━━━━━ DATA LINES

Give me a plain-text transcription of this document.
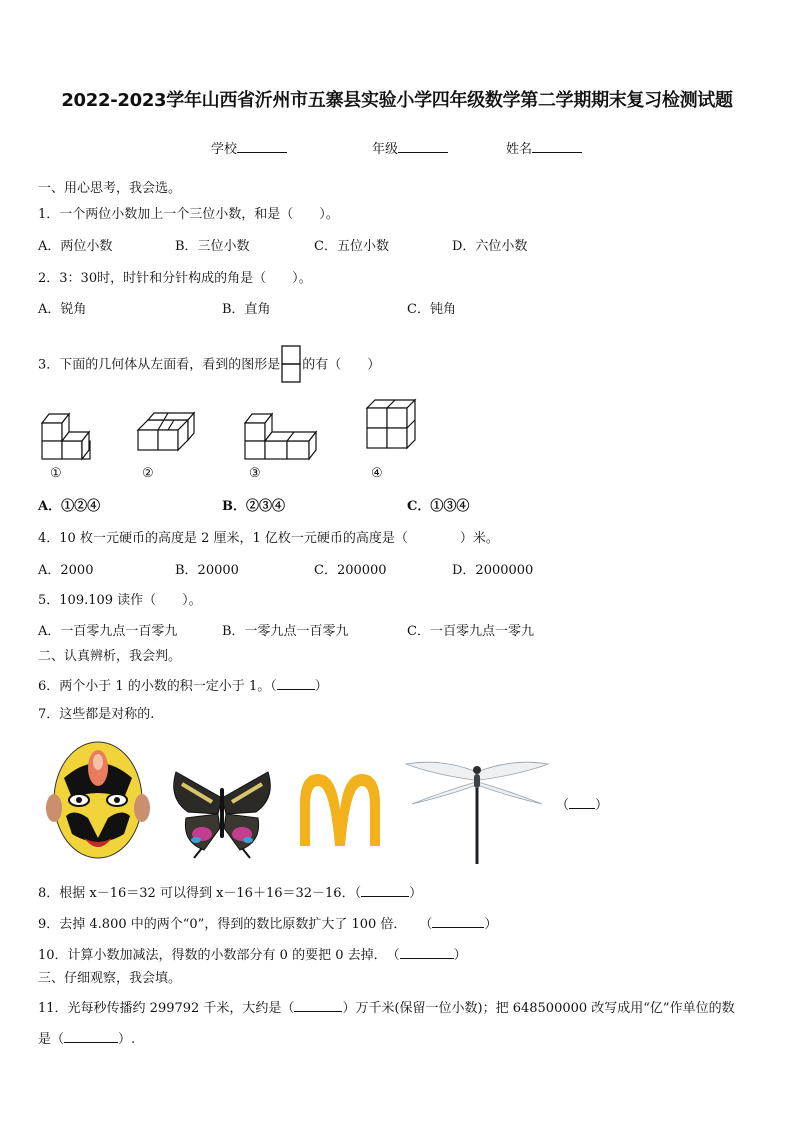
2022-2023学年山西省沂州市五寨县实验小学四年级数学第二学期期末复习检测试题
学校	年级	姓名
一、用心思考，我会选。
1．一个两位小数加上一个三位小数，和是（　　）。
A．两位小数	B．三位小数	C．五位小数	D．六位小数
2．3：30时，时针和分针构成的角是（　　）。
A．锐角	B．直角	C．钝角
3．下面的几何体从左面看，看到的图形是 的有（　　）
①	②	③	④
A．①②④	B．②③④	C．①③④
4．10 枚一元硬币的高度是 2 厘米，1 亿枚一元硬币的高度是（　　　　）米。
A．2000	B．20000	C．200000	D．2000000
5．109.109 读作（　　）。
A．一百零九点一百零九	B．一零九点一百零九	C．一百零九点一零九
二、认真辨析，我会判。
6．两个小于 1 的小数的积一定小于 1。（	）
7．这些都是对称的.
（ ）
8．根据 x－16＝32 可以得到 x－16＋16＝32－16．（	）
9．去掉 4.800 中的两个“0”，得到的数比原数扩大了 100 倍．　　（	）
10．计算小数加减法，得数的小数部分有 0 的要把 0 去掉．　（	）
三、仔细观察，我会填。
11．光每秒传播约 299792 千米，大约是（	）万千米(保留一位小数)；把 648500000 改写成用“亿”作单位的数
是（	）.
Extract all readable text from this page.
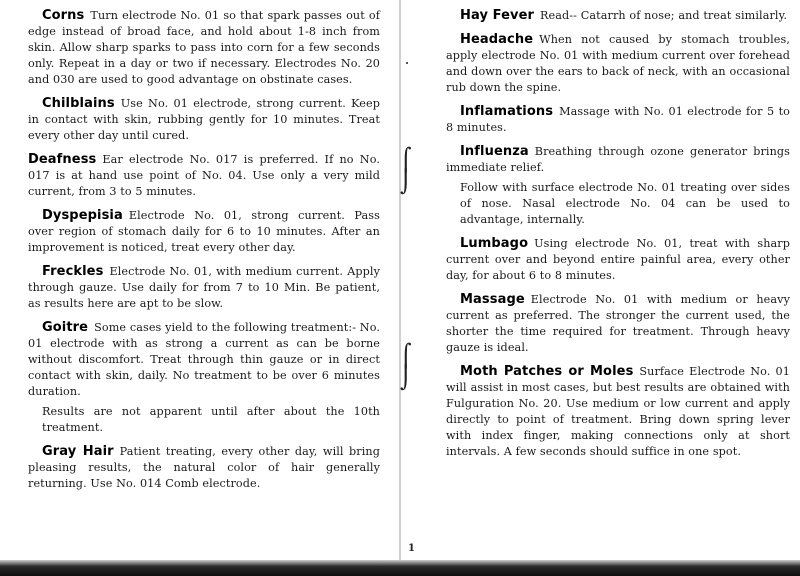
Corns Turn electrode No. 01 so that spark passes out of edge instead of broad face, and hold about 1-8 inch from skin. Allow sharp sparks to pass into corn for a few seconds only. Repeat in a day or two if necessary. Electrodes No. 20 and 030 are used to good advantage on obstinate cases.

Chilblains Use No. 01 electrode, strong current. Keep in contact with skin, rubbing gently for 10 minutes. Treat every other day until cured.

Deafness Ear electrode No. 017 is preferred. If no No. 017 is at hand use point of No. 04. Use only a very mild current, from 3 to 5 minutes.

Dyspepisia Electrode No. 01, strong current. Pass over region of stomach daily for 6 to 10 minutes. After an improvement is noticed, treat every other day.

Freckles Electrode No. 01, with medium current. Apply through gauze. Use daily for from 7 to 10 Min. Be patient, as results here are apt to be slow.

Goitre Some cases yield to the following treatment:- No. 01 electrode with as strong a current as can be borne without discomfort. Treat through thin gauze or in direct contact with skin, daily. No treatment to be over 6 minutes duration.

Results are not apparent until after about the 10th treatment.

Gray Hair Patient treating, every other day, will bring pleasing results, the natural color of hair generally returning. Use No. 014 Comb electrode.

⌠
⌡
⌠
⌡

Hay Fever Read-- Catarrh of nose; and treat similarly.

Headache When not caused by stomach troubles, apply electrode No. 01 with medium current over forehead and down over the ears to back of neck, with an occasional rub down the spine.

Inflamations Massage with No. 01 electrode for 5 to 8 minutes.

Influenza Breathing through ozone generator brings immediate relief.

Follow with surface electrode No. 01 treating over sides of nose. Nasal electrode No. 04 can be used to advantage, internally.

Lumbago Using electrode No. 01, treat with sharp current over and beyond entire painful area, every other day, for about 6 to 8 minutes.

Massage Electrode No. 01 with medium or heavy current as preferred. The stronger the current used, the shorter the time required for treatment. Through heavy gauze is ideal.

Moth Patches or Moles Surface Electrode No. 01 will assist in most cases, but best results are obtained with Fulguration No. 20. Use medium or low current and apply directly to point of treatment. Bring down spring lever with index finger, making connections only at short intervals. A few seconds should suffice in one spot.

1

━━━━━━━━━━

# TO DO
Looking at the material above, count the lines that hold "treating" and give the total alone.

# EXPECTED ANSWER
2